■ **Stated task**: Collect each line containing "matters".

■ **Entries supplied**:

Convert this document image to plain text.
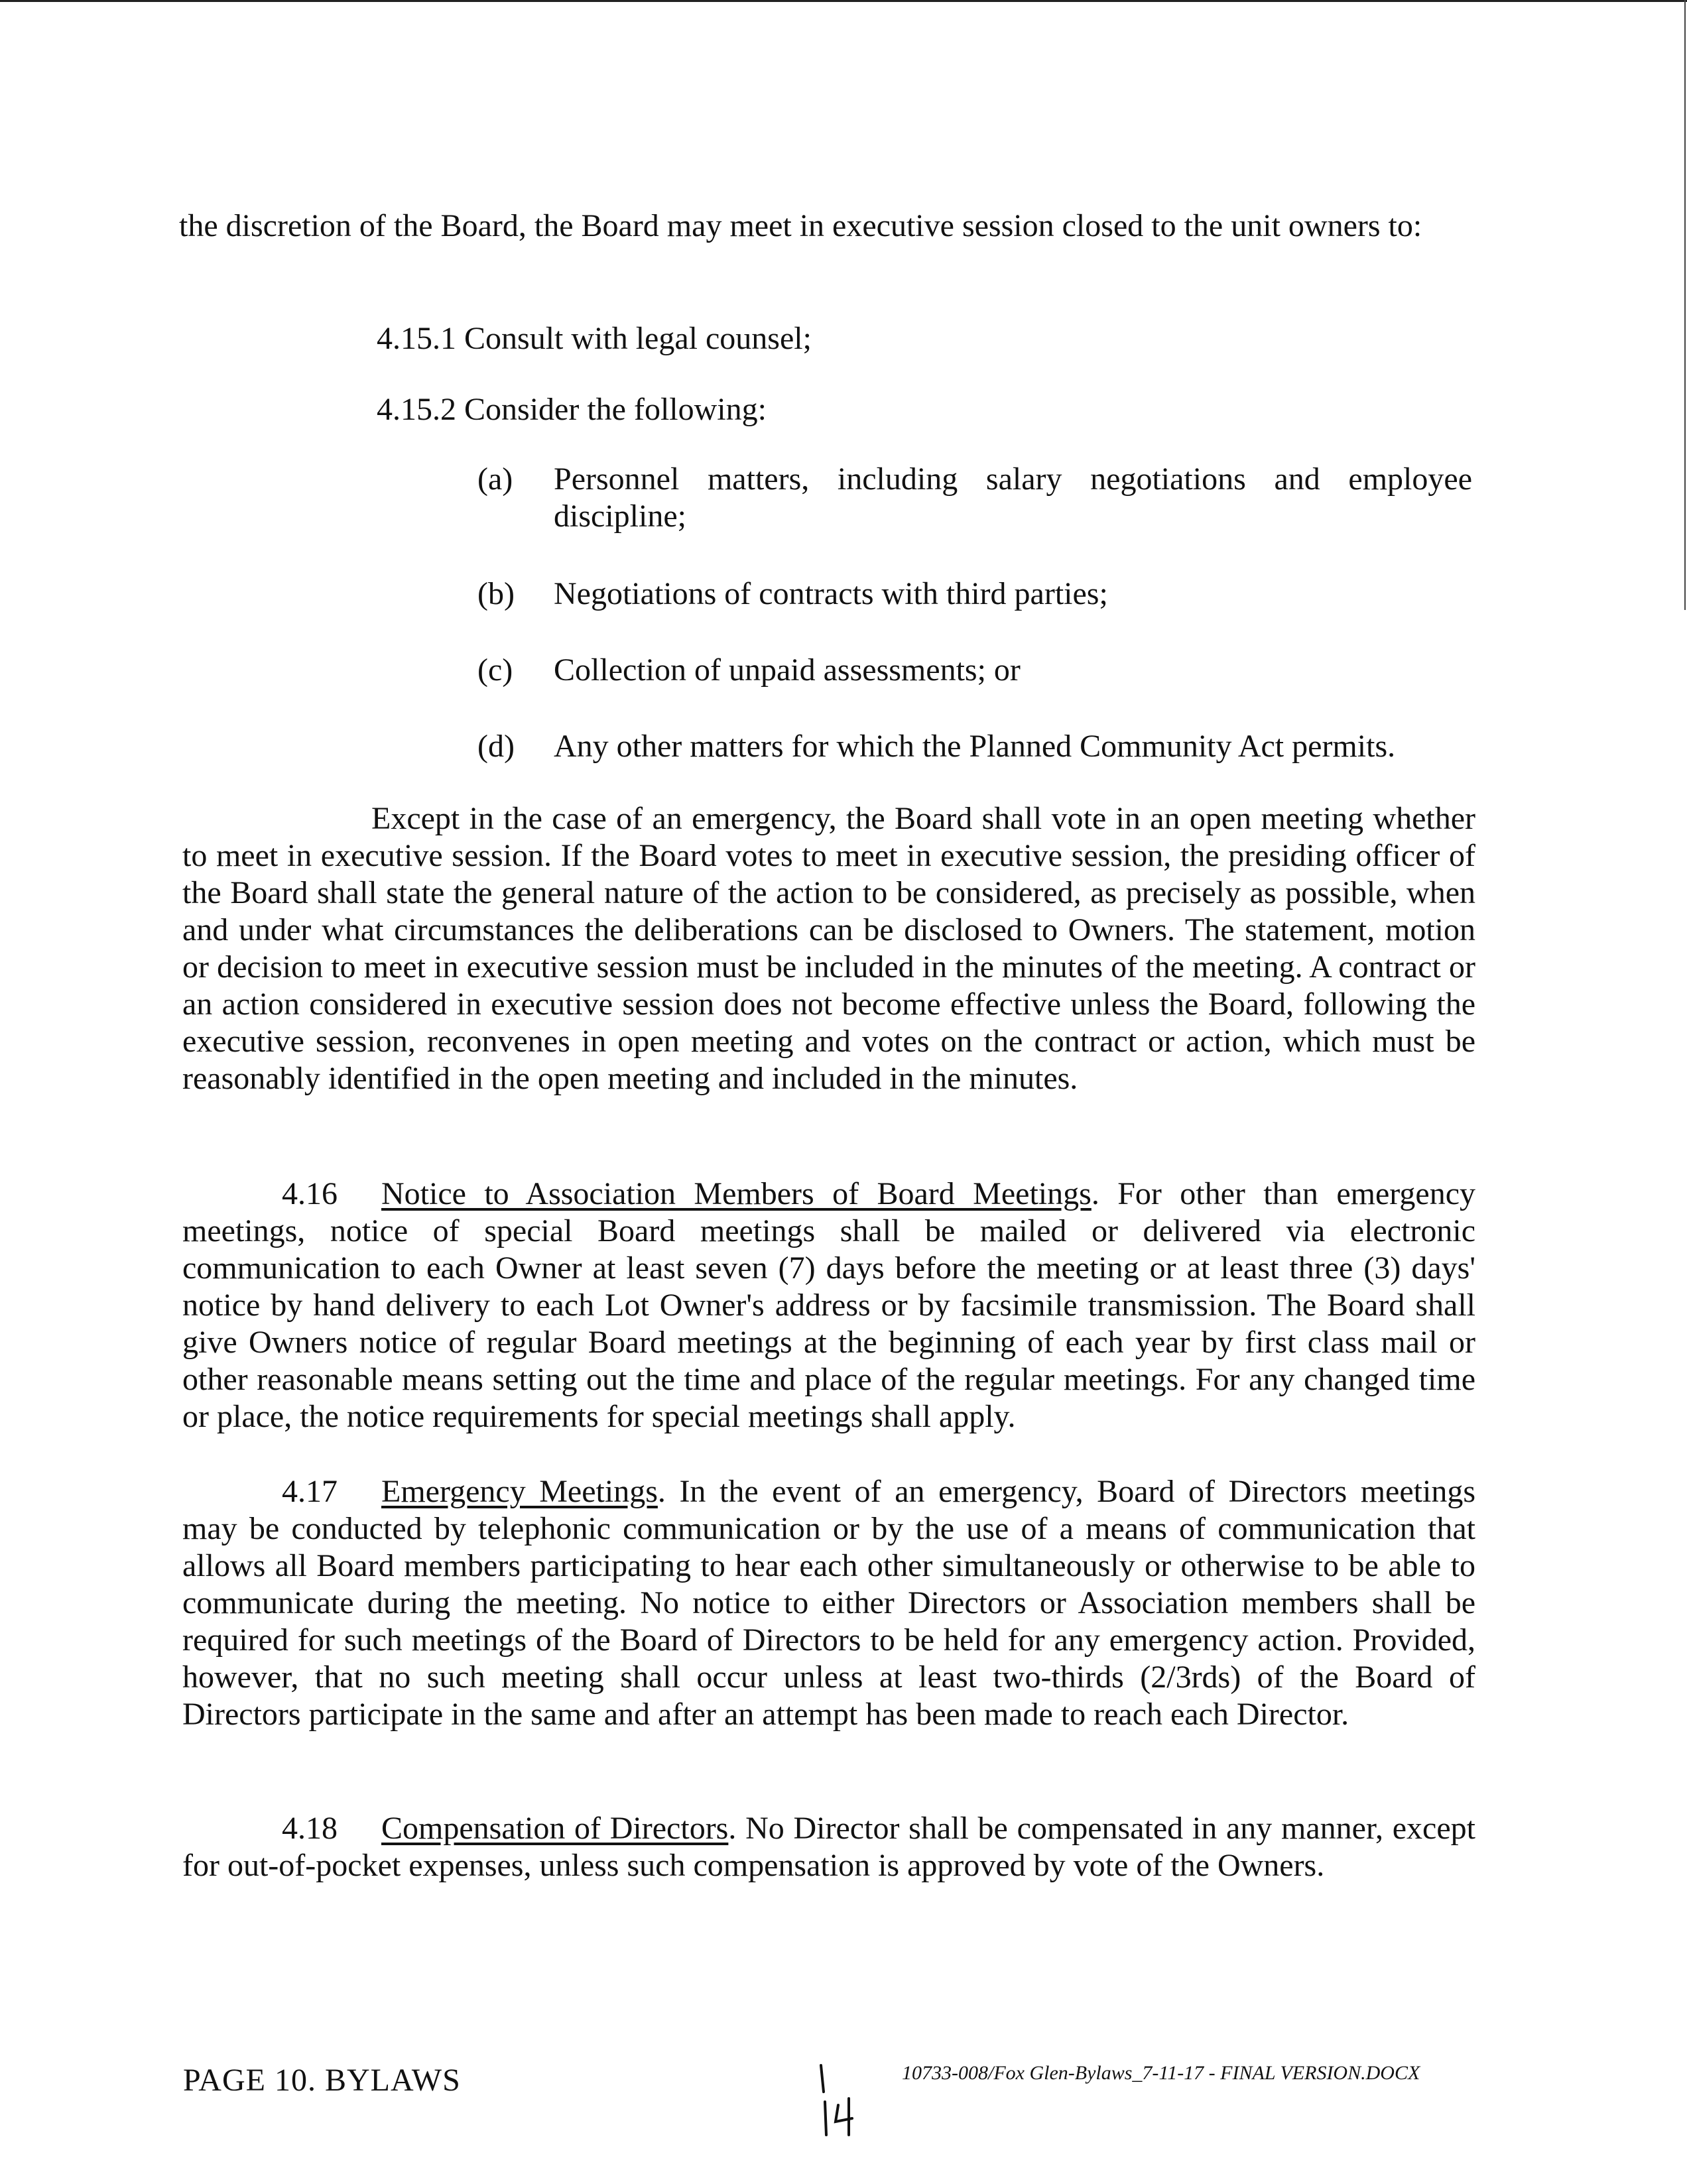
the discretion of the Board, the Board may meet in executive session closed to the unit owners to:
4.15.1 Consult with legal counsel;
4.15.2 Consider the following:
(a) Personnel matters, including salary negotiations and employee discipline;
(b) Negotiations of contracts with third parties;
(c) Collection of unpaid assessments; or
(d) Any other matters for which the Planned Community Act permits.
Except in the case of an emergency, the Board shall vote in an open meeting whether to meet in executive session. If the Board votes to meet in executive session, the presiding officer of the Board shall state the general nature of the action to be considered, as precisely as possible, when and under what circumstances the deliberations can be disclosed to Owners. The statement, motion or decision to meet in executive session must be included in the minutes of the meeting. A contract or an action considered in executive session does not become effective unless the Board, following the executive session, reconvenes in open meeting and votes on the contract or action, which must be reasonably identified in the open meeting and included in the minutes.
4.16 Notice to Association Members of Board Meetings. For other than emergency meetings, notice of special Board meetings shall be mailed or delivered via electronic communication to each Owner at least seven (7) days before the meeting or at least three (3) days' notice by hand delivery to each Lot Owner's address or by facsimile transmission. The Board shall give Owners notice of regular Board meetings at the beginning of each year by first class mail or other reasonable means setting out the time and place of the regular meetings. For any changed time or place, the notice requirements for special meetings shall apply.
4.17 Emergency Meetings. In the event of an emergency, Board of Directors meetings may be conducted by telephonic communication or by the use of a means of communication that allows all Board members participating to hear each other simultaneously or otherwise to be able to communicate during the meeting. No notice to either Directors or Association members shall be required for such meetings of the Board of Directors to be held for any emergency action. Provided, however, that no such meeting shall occur unless at least two-thirds (2/3rds) of the Board of Directors participate in the same and after an attempt has been made to reach each Director.
4.18 Compensation of Directors. No Director shall be compensated in any manner, except for out-of-pocket expenses, unless such compensation is approved by vote of the Owners.
PAGE 10. BYLAWS	10733-008/Fox Glen-Bylaws_7-11-17 - FINAL VERSION.DOCX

■ **Correct answer**:
(a) Personnel matters, including salary negotiations and employee discipline;
(d) Any other matters for which the Planned Community Act permits.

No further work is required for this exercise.